START

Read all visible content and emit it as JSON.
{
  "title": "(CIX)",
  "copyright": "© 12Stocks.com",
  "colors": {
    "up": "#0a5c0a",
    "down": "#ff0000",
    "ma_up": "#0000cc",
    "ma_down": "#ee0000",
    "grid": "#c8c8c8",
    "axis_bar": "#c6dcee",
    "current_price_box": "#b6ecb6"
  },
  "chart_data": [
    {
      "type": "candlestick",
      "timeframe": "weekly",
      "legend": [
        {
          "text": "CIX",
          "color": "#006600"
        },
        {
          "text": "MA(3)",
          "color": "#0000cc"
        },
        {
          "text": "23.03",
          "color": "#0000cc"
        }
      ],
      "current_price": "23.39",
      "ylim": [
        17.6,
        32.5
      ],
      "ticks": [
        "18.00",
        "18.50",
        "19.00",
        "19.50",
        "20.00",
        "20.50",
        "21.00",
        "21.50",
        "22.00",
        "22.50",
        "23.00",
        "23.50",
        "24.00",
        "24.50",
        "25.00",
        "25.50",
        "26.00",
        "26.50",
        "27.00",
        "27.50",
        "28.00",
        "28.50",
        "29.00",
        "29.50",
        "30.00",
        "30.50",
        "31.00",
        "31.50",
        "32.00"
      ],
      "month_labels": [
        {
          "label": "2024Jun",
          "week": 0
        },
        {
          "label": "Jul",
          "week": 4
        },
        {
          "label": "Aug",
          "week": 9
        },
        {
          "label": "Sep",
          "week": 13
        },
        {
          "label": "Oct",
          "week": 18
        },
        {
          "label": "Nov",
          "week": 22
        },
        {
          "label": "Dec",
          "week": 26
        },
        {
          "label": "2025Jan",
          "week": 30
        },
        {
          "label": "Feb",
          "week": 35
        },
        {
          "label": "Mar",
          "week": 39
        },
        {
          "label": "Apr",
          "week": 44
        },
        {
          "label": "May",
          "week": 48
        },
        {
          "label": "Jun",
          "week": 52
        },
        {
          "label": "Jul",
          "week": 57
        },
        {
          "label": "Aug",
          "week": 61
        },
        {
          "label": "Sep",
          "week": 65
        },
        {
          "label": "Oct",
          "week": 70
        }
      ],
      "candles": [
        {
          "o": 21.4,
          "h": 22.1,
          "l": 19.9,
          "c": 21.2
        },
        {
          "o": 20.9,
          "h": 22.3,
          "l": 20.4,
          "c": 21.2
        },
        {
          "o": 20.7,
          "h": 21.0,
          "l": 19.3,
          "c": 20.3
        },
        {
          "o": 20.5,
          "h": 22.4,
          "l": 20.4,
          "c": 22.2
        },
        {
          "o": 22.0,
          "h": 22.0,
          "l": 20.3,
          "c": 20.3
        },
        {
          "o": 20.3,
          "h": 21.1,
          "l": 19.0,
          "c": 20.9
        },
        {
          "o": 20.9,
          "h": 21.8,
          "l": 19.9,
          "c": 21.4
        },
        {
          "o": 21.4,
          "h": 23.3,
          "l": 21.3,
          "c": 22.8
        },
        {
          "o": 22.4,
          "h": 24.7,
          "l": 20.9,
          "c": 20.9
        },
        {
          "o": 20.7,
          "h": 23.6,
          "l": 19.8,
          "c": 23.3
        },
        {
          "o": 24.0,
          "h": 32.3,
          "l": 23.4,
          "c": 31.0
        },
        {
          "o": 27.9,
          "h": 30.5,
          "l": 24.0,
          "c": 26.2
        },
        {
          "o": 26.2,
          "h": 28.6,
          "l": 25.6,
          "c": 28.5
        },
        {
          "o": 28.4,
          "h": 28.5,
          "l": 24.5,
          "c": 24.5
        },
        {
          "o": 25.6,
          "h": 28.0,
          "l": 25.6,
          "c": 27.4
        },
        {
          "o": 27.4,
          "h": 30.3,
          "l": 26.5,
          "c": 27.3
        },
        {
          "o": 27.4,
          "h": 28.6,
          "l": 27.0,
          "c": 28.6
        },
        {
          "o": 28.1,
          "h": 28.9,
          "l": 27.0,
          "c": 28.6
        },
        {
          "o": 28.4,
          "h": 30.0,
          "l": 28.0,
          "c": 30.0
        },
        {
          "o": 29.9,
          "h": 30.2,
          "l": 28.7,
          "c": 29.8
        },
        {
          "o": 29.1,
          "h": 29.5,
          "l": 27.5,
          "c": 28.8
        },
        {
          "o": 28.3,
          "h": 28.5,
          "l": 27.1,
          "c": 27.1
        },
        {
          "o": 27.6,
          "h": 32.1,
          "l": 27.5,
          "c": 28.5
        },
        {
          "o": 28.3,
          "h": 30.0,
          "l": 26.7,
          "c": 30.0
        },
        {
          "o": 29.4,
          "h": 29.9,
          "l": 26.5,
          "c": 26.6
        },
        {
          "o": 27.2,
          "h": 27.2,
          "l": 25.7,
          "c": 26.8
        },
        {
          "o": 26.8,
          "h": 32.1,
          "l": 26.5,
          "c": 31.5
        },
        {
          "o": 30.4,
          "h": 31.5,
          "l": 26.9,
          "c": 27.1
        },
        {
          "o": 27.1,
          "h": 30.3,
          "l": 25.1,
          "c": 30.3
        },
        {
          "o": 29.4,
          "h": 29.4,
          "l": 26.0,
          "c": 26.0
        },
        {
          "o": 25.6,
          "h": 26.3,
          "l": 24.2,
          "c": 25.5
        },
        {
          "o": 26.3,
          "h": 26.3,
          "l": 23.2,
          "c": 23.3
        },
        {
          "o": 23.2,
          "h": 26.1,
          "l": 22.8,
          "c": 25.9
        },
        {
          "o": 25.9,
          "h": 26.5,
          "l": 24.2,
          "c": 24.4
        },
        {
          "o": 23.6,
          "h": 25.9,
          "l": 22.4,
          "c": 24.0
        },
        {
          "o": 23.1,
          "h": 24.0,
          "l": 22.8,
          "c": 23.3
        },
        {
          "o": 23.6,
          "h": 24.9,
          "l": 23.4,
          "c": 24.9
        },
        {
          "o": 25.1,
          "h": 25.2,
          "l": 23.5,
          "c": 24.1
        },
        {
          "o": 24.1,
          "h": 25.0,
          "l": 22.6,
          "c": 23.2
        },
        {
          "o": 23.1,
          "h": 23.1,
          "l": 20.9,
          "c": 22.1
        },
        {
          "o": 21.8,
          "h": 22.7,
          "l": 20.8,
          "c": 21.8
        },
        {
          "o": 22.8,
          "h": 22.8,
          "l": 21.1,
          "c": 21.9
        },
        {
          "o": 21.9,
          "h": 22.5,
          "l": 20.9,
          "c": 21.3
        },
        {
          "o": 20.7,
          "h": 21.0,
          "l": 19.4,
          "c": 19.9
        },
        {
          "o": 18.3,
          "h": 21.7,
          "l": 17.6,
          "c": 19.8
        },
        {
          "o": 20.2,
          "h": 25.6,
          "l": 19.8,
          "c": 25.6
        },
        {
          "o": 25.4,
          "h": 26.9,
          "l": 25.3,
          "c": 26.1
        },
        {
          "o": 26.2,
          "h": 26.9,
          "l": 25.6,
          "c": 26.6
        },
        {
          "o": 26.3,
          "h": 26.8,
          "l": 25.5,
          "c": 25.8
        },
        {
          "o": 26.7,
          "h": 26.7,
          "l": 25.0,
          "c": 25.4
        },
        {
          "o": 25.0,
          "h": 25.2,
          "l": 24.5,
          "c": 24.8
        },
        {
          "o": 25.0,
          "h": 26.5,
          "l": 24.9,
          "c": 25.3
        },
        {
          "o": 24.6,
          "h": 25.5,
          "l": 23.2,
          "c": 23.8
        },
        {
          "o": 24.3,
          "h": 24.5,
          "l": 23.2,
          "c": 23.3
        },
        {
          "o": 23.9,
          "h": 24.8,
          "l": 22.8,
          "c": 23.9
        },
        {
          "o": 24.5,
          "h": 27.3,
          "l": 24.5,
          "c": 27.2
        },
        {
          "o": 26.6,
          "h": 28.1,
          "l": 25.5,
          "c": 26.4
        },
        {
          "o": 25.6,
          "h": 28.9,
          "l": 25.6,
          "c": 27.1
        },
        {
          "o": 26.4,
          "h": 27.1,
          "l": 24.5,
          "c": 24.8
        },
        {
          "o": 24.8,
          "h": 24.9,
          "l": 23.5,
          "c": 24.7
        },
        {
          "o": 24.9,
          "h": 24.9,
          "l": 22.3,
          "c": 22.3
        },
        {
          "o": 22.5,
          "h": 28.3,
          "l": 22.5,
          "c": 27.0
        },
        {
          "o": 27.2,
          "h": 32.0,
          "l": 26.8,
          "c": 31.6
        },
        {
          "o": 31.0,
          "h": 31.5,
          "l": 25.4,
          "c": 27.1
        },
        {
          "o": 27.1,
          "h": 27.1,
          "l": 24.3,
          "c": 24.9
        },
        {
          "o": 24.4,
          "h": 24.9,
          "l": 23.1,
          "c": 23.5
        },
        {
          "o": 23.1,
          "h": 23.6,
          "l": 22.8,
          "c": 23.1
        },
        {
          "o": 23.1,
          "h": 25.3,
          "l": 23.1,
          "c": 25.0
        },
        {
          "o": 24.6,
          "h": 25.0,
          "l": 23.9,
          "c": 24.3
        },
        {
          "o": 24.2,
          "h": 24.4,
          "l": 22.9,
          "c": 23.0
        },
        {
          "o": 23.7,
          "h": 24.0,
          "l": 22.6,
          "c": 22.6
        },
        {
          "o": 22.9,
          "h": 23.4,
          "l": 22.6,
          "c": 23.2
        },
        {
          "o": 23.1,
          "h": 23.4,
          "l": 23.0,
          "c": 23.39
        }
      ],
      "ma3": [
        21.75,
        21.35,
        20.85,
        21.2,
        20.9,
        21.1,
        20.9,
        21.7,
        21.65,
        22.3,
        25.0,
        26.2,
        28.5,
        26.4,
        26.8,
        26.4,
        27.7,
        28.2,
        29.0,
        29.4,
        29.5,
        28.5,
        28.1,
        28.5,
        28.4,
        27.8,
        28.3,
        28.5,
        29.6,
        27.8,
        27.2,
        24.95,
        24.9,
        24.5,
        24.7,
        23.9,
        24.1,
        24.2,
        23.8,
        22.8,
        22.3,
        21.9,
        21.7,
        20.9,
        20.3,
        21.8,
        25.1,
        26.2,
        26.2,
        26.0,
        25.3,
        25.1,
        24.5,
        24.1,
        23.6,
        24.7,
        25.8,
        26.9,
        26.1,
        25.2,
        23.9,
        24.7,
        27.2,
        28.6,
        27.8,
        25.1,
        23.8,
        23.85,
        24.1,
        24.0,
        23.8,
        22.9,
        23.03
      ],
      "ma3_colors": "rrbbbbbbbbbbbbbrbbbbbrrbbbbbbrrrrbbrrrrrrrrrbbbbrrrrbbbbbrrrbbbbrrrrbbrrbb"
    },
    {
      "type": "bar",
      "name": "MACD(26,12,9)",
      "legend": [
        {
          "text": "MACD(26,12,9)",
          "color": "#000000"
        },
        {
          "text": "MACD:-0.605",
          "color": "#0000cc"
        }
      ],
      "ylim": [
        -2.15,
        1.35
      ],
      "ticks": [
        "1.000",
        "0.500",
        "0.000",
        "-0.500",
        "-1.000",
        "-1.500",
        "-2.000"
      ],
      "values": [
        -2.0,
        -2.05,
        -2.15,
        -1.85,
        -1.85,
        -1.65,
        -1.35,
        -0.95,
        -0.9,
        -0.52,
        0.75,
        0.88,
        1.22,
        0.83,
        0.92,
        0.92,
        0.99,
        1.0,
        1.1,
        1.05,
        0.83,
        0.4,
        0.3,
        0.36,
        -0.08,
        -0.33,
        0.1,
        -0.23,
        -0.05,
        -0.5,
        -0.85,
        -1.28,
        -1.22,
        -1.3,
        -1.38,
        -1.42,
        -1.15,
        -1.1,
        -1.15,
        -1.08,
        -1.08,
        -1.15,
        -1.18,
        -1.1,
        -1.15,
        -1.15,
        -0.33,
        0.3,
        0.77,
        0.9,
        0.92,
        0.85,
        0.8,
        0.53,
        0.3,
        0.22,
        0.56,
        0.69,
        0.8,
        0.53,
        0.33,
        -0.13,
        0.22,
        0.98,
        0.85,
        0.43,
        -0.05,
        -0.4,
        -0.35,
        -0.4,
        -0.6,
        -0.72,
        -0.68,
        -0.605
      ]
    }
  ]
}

END

» CHALLENGE
All lines above with "text" in them should be returned.

» OUTPUT FOR THIS EXERCISE
          "text": "CIX",
          "text": "MA(3)",
          "text": "23.03",
          "text": "MACD(26,12,9)",
          "text": "MACD:-0.605",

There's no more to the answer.